STATED PROBLEM: Images are not part of the copy; write out the rest of the data exactly as given.

:::

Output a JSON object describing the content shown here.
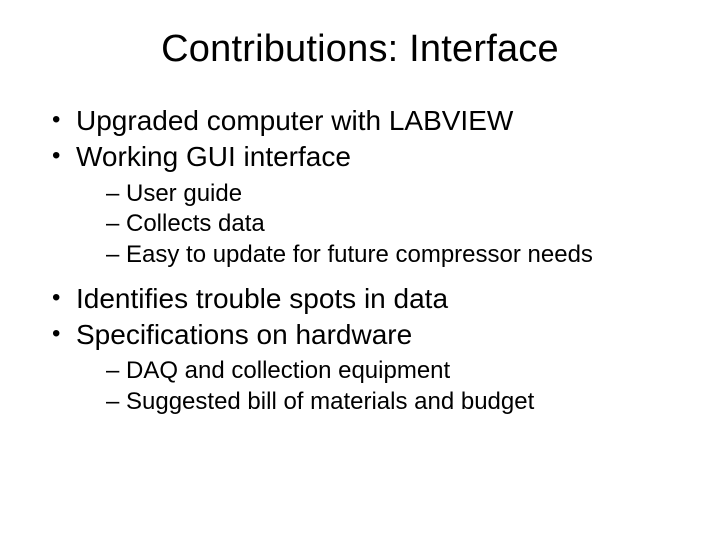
{
  "title": "Contributions: Interface",
  "bullets": [
    {
      "text": "Upgraded computer with LABVIEW",
      "children": []
    },
    {
      "text": "Working GUI interface",
      "children": [
        {
          "text": "User guide"
        },
        {
          "text": "Collects data"
        },
        {
          "text": "Easy to update for future compressor needs"
        }
      ]
    },
    {
      "text": "Identifies trouble spots in data",
      "children": []
    },
    {
      "text": "Specifications on hardware",
      "children": [
        {
          "text": "DAQ and collection equipment"
        },
        {
          "text": "Suggested bill of materials and budget"
        }
      ]
    }
  ]
}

:::

COMPLETE OUTPUT:
Output a JSON object describing the content shown here.
{
  "title": "Contributions: Interface",
  "bullets": [
    {
      "text": "Upgraded computer with LABVIEW",
      "children": []
    },
    {
      "text": "Working GUI interface",
      "children": [
        {
          "text": "User guide"
        },
        {
          "text": "Collects data"
        },
        {
          "text": "Easy to update for future compressor needs"
        }
      ]
    },
    {
      "text": "Identifies trouble spots in data",
      "children": []
    },
    {
      "text": "Specifications on hardware",
      "children": [
        {
          "text": "DAQ and collection equipment"
        },
        {
          "text": "Suggested bill of materials and budget"
        }
      ]
    }
  ]
}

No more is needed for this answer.